_Data lines_.

+ + + +

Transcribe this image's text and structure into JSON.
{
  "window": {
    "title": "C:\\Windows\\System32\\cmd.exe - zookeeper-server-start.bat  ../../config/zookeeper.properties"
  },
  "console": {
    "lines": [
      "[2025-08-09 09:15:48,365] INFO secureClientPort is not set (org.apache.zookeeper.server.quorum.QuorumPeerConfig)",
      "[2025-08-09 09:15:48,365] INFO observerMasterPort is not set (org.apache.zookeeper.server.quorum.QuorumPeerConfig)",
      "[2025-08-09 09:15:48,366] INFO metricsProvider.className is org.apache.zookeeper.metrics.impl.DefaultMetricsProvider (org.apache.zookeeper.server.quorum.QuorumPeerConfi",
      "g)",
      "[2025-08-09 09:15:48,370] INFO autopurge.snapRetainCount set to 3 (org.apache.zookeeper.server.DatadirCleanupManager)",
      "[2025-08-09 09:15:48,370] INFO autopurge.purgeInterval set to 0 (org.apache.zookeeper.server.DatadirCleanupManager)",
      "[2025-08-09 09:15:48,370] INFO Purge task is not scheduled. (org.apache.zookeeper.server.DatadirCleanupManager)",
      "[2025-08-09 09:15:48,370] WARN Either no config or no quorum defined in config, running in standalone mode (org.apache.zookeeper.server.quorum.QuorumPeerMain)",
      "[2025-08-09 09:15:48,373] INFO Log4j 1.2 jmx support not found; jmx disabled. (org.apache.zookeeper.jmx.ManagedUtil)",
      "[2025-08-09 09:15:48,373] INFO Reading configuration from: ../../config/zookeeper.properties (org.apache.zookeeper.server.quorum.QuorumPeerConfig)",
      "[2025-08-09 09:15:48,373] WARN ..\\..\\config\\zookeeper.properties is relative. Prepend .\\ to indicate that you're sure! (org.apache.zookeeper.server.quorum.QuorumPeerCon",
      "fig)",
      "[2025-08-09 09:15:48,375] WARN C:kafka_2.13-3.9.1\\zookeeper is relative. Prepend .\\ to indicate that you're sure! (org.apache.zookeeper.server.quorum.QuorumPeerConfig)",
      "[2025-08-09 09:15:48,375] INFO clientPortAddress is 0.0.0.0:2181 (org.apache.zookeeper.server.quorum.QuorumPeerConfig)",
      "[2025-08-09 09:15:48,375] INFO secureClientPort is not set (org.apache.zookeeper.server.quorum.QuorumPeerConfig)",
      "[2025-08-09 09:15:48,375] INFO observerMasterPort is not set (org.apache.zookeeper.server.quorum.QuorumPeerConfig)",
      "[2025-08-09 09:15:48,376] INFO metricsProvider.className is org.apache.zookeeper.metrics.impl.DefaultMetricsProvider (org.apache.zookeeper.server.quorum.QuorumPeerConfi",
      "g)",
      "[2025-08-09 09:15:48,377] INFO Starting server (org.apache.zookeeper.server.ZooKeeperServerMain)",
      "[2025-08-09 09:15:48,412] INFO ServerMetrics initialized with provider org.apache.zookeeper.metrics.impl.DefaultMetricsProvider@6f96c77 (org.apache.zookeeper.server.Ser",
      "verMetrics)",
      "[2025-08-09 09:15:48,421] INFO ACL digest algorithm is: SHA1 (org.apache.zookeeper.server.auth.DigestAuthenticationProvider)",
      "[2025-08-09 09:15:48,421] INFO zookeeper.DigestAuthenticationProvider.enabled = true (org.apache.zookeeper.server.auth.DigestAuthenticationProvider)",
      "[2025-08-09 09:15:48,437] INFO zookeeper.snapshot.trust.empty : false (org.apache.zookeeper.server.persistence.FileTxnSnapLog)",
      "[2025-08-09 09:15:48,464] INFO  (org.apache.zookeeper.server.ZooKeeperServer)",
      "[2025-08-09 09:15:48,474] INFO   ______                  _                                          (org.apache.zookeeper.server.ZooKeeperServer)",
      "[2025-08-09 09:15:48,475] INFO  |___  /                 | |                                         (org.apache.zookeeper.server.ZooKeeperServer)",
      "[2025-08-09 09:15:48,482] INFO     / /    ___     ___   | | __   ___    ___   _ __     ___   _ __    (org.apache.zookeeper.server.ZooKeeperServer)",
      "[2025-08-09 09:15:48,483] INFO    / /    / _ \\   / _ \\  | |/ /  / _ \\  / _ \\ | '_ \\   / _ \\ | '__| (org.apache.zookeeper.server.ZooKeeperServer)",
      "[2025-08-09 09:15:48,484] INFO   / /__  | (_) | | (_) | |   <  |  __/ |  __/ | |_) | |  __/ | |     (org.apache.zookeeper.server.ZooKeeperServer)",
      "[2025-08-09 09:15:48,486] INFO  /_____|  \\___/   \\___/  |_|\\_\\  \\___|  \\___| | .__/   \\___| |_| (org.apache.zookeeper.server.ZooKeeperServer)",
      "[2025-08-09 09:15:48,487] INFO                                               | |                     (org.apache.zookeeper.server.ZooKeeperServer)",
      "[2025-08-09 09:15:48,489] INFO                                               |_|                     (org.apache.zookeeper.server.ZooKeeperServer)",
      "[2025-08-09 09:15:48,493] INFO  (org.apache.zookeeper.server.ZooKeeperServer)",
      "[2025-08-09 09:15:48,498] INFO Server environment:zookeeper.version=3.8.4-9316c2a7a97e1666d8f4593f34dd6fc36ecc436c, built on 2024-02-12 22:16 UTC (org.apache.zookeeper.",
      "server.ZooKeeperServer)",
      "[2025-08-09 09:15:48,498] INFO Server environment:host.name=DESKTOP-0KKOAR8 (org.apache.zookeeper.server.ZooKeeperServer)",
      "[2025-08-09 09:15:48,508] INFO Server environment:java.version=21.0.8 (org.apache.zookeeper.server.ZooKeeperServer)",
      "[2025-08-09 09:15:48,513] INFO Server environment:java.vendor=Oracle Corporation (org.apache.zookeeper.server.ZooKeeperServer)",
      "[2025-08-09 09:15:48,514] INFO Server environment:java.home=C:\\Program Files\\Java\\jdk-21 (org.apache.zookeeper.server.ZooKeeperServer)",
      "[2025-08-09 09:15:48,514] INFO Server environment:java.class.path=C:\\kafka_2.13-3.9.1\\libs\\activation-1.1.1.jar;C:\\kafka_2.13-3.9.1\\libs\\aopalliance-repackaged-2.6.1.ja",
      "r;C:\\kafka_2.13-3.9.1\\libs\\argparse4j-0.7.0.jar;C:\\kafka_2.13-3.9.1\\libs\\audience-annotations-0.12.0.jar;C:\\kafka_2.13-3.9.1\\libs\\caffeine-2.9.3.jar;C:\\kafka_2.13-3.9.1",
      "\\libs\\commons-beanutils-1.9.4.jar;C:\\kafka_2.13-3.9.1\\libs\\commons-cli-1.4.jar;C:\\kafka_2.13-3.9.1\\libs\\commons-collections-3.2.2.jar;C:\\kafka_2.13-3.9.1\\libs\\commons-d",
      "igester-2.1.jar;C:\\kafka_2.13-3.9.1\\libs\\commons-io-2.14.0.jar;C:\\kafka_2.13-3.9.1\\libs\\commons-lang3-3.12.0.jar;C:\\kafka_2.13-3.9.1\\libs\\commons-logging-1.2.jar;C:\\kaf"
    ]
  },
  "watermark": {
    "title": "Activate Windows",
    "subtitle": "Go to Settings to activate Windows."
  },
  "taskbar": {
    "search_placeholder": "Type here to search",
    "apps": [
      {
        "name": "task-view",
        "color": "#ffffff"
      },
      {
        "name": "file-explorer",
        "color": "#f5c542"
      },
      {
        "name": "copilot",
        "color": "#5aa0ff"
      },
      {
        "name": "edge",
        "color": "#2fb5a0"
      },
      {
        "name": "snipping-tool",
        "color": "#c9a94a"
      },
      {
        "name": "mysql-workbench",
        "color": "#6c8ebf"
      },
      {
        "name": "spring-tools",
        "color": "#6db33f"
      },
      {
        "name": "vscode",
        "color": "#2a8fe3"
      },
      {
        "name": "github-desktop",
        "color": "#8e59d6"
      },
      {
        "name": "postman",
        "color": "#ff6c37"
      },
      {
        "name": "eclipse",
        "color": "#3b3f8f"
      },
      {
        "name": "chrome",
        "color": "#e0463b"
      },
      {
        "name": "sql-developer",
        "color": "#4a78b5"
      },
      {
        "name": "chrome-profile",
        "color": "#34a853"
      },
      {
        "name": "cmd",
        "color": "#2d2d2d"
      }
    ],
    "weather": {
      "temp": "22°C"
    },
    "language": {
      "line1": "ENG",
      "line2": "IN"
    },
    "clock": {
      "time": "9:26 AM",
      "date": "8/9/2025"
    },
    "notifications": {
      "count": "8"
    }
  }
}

+ + + +

_Goal_. Work out the number of lines above that include the string "environment" and write only that number.

_Exercise output_. 6